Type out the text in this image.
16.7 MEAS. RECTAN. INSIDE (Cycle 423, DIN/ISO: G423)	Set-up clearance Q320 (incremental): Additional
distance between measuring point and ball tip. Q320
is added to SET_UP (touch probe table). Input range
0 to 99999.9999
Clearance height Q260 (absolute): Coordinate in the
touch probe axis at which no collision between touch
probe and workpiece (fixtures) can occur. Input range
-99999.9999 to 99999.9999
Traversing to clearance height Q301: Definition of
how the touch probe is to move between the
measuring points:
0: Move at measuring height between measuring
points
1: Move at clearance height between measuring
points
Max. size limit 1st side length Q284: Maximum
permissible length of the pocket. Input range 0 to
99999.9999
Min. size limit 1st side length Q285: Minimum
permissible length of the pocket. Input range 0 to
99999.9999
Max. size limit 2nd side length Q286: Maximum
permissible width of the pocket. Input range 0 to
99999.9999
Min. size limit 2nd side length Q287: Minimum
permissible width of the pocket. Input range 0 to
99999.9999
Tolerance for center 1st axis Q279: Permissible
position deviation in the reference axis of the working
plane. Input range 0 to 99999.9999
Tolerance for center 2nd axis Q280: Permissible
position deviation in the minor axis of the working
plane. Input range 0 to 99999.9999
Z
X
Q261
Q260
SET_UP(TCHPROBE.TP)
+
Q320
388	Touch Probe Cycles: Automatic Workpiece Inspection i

### GIVEN EXERCISE:
Write the entire listing out again, word for word.

### COMPLETED EXERCISE:
Type out the text in this image.
16.7 MEAS. RECTAN. INSIDE (Cycle 423, DIN/ISO: G423)	Set-up clearance Q320 (incremental): Additional
distance between measuring point and ball tip. Q320
is added to SET_UP (touch probe table). Input range
0 to 99999.9999
Clearance height Q260 (absolute): Coordinate in the
touch probe axis at which no collision between touch
probe and workpiece (fixtures) can occur. Input range
-99999.9999 to 99999.9999
Traversing to clearance height Q301: Definition of
how the touch probe is to move between the
measuring points:
0: Move at measuring height between measuring
points
1: Move at clearance height between measuring
points
Max. size limit 1st side length Q284: Maximum
permissible length of the pocket. Input range 0 to
99999.9999
Min. size limit 1st side length Q285: Minimum
permissible length of the pocket. Input range 0 to
99999.9999
Max. size limit 2nd side length Q286: Maximum
permissible width of the pocket. Input range 0 to
99999.9999
Min. size limit 2nd side length Q287: Minimum
permissible width of the pocket. Input range 0 to
99999.9999
Tolerance for center 1st axis Q279: Permissible
position deviation in the reference axis of the working
plane. Input range 0 to 99999.9999
Tolerance for center 2nd axis Q280: Permissible
position deviation in the minor axis of the working
plane. Input range 0 to 99999.9999
Z
X
Q261
Q260
SET_UP(TCHPROBE.TP)
+
Q320
388	Touch Probe Cycles: Automatic Workpiece Inspection i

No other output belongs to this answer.